▶ Source document
Bessin created the Facebook page “SWDinKY” – Facebook.com/SWDinKY, to help get the word out much faster. Bessin cautions growers by saying that social media isn’t a total replacement for web postings and email alerts.

“Social media becomes another outlet for the information to try to capture as large of a diverse audience as you can capture,” he says.

The value in the Facebook page is in how sprays can be timed for pick-your-own growers, Bessin explains. With the trapping and alerts, growers of June-bearing strawberries have been able to finish harvest prior to SWD activity. Growers also are able to see how their management strategies are working.

“There are real, tangible savings to the grower by going to the Facebook site, seeing what these alerts are, and being able to [avoid spraying] at least some of their crops in the field,” he says. “If you miss a spray, you might miss a week’s worth of production on a crop where you’re only getting four weeks of production. You can lose a tremendous amount of produce if you do miss a spray.”

Bessin says pick-your-own growers are not only able to time sprays properly, but they are also able to communicate to their direct-market consumers about how sprays are timed.

“They’re offering consumers a quality product where they can demonstrate they’re only using insecticides as needed, particularly during that harvest window,” he says.

Bessin is also impressed by the reach his posts get. He says it’s typically four to five times the number of people who “like” his page. But, that’s the intention, he says.

“That’s the nice thing about social media, it’s not just the number of people that you directly contact. There is a second and third level of contact when you send out those messages,” he says.

▶ Data provided
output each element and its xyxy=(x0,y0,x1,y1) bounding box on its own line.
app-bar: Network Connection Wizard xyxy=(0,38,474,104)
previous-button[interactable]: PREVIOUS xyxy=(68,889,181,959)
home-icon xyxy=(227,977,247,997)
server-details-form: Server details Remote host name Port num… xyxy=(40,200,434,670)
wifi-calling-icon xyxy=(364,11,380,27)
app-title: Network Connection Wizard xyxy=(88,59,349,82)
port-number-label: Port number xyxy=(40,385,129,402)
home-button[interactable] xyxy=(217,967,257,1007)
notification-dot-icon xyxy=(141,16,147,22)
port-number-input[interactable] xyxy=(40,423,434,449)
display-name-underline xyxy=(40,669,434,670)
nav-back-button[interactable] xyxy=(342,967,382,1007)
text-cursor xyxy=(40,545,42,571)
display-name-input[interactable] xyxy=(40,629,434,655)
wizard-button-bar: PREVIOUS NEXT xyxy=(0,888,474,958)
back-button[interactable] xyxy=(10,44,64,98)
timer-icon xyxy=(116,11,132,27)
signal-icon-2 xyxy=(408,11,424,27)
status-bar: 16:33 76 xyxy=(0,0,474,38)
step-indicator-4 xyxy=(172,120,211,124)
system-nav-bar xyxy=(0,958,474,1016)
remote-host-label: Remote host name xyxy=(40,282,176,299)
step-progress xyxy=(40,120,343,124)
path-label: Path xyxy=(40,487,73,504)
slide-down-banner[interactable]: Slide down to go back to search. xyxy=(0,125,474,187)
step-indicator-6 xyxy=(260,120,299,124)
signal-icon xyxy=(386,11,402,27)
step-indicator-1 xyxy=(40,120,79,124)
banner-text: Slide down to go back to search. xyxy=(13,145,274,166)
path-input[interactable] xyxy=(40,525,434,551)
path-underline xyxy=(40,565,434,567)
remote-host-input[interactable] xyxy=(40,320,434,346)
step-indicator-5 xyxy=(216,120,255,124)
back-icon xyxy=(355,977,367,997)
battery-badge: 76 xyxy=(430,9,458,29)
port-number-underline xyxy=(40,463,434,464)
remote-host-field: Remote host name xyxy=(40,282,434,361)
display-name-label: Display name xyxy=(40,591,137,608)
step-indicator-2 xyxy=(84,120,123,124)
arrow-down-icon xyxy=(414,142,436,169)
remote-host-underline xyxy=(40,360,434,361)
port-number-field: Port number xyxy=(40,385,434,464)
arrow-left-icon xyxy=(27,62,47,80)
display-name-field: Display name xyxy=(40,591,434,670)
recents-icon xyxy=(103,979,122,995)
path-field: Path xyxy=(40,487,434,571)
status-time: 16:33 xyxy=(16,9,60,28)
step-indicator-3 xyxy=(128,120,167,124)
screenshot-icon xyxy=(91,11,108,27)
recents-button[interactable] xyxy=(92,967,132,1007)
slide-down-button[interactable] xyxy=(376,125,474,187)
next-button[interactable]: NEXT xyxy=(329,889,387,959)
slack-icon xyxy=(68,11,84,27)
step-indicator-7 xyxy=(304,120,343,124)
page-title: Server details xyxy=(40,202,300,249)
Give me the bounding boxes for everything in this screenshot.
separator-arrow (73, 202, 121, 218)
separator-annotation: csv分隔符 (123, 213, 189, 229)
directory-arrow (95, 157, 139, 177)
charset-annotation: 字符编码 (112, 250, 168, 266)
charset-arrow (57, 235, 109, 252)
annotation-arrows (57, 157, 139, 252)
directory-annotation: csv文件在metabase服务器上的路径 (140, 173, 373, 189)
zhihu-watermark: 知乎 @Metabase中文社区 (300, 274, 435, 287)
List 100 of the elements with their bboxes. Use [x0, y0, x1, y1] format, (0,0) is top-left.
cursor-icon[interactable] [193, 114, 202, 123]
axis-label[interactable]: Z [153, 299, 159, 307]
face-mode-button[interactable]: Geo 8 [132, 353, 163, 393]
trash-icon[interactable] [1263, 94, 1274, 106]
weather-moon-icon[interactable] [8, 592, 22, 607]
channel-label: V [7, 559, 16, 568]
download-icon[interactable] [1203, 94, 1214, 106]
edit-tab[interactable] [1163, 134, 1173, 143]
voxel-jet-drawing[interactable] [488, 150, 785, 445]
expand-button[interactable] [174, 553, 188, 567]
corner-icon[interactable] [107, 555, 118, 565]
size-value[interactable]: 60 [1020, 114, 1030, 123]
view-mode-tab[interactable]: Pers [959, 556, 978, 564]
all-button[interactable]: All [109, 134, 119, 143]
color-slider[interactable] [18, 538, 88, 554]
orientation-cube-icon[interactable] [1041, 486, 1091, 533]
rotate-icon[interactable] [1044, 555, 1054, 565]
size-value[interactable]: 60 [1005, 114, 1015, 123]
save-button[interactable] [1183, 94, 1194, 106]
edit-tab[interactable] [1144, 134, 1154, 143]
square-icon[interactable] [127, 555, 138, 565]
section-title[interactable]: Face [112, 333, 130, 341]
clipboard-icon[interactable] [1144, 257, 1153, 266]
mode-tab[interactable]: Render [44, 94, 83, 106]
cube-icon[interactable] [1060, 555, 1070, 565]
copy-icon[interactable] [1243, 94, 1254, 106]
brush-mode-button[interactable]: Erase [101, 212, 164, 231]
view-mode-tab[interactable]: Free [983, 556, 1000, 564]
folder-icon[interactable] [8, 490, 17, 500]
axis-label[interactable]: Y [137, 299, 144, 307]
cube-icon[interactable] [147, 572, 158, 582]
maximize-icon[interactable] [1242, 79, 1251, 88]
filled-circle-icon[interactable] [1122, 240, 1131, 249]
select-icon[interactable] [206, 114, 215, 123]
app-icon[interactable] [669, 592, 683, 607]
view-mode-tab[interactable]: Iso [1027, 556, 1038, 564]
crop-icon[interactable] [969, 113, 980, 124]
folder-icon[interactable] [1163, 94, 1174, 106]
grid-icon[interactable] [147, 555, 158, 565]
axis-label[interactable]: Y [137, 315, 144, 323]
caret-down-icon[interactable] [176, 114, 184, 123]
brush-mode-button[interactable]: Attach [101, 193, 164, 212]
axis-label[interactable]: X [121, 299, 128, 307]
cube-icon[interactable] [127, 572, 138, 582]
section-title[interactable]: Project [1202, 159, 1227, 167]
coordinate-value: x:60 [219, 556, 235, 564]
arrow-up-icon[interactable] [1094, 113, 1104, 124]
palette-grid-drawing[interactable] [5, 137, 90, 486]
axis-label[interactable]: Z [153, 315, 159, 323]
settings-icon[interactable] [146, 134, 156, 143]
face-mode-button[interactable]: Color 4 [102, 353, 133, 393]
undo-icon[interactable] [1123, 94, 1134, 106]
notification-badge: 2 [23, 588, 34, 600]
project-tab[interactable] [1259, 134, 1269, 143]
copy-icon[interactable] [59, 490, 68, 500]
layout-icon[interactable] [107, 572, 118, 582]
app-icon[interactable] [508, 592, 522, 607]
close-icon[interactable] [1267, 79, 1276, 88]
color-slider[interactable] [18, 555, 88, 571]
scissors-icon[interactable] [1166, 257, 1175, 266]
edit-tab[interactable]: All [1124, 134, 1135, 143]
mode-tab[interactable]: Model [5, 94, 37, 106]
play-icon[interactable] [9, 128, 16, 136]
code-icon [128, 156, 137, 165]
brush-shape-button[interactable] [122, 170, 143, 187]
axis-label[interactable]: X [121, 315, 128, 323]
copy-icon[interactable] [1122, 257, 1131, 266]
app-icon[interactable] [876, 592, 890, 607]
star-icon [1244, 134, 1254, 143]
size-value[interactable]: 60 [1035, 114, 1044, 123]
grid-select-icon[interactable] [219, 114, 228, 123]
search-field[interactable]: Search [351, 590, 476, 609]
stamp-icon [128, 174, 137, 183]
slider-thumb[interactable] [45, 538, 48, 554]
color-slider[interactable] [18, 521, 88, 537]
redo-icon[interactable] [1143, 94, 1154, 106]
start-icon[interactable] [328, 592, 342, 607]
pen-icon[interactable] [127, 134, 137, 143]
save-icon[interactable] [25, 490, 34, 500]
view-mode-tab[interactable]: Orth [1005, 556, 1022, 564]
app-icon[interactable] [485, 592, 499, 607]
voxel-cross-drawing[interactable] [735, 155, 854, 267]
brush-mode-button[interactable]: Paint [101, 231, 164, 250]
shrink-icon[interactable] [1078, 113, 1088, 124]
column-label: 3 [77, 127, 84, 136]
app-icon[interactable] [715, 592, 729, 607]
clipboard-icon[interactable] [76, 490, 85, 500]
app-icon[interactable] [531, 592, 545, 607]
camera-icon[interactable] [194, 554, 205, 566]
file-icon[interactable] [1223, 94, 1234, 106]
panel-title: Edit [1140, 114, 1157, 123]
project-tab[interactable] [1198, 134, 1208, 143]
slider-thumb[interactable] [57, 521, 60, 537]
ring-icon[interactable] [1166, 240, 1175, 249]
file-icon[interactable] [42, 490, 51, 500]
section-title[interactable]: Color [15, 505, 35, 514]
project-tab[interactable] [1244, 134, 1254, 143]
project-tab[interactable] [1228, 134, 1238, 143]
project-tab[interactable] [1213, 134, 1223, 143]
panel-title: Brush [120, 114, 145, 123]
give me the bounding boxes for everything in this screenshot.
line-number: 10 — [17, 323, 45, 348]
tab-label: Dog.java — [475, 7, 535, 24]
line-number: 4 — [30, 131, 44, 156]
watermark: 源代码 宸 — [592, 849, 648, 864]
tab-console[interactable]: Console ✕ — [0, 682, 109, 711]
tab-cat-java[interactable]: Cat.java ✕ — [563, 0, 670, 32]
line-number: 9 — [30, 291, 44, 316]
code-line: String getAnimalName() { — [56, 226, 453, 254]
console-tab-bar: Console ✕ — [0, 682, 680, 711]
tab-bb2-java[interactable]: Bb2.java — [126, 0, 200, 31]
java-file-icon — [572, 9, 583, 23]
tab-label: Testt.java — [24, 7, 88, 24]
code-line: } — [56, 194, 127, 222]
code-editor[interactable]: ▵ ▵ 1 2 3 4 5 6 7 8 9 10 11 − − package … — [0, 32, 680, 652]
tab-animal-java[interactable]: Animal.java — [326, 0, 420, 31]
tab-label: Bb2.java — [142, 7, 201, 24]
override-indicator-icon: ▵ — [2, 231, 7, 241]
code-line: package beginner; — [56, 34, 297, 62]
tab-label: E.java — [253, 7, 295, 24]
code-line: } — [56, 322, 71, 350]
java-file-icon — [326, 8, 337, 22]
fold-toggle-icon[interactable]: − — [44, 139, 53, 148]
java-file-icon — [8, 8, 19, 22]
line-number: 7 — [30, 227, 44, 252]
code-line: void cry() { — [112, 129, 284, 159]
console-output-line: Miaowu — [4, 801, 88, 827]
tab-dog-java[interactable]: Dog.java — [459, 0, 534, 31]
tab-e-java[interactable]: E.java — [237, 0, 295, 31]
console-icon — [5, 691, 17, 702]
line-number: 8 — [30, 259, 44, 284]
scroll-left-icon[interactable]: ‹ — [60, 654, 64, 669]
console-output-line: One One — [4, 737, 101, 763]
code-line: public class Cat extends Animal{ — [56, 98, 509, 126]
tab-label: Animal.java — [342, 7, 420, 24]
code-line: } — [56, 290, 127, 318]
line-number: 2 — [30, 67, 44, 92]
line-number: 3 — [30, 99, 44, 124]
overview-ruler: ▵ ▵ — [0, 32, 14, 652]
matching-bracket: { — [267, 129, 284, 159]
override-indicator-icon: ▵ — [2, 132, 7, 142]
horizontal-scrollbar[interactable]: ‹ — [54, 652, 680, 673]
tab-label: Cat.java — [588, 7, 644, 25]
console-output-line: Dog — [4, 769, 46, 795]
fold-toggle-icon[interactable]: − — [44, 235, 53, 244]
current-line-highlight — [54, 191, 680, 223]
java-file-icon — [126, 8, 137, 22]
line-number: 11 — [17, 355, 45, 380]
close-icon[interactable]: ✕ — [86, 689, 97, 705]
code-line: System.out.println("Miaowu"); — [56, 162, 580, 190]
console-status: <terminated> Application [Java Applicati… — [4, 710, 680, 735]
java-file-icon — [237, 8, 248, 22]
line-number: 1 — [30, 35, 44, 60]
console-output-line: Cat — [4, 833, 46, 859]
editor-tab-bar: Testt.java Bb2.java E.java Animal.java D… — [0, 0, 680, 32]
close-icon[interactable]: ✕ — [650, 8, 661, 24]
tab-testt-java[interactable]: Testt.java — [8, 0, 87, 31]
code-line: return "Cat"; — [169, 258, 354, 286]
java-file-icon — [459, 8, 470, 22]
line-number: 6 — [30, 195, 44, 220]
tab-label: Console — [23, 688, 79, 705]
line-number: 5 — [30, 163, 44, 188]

▶ Requests
1. Summarize the SWDinKY article in two sentences.
2. Please write out the stretch of the SWDinKY article from "The value in" through "sprays are timed.".
Work from the SWDinKY article alone, not the records.

▶ Solutions for each task
1. Bessin created the Facebook page "SWDinKY" to get the word out much faster, though he cautions that social media isn't a total replacement for web postings and email alerts. Its alerts help pick-your-own growers time sprays and let them show consumers that insecticides are used only as needed, and his posts typically reach four to five times the number of people who "like" the page.

2.
The value in the Facebook page is in how sprays can be timed for pick-your-own growers, Bessin explains. With the trapping and alerts, growers of June-bearing strawberries have been able to finish harvest prior to SWD activity. Growers also are able to see how their management strategies are working.

“There are real, tangible savings to the grower by going to the Facebook site, seeing what these alerts are, and being able to [avoid spraying] at least some of their crops in the field,” he says. “If you miss a spray, you might miss a week’s worth of production on a crop where you’re only getting four weeks of production. You can lose a tremendous amount of produce if you do miss a spray.”

Bessin says pick-your-own growers are not only able to time sprays properly, but they are also able to communicate to their direct-market consumers about how sprays are timed.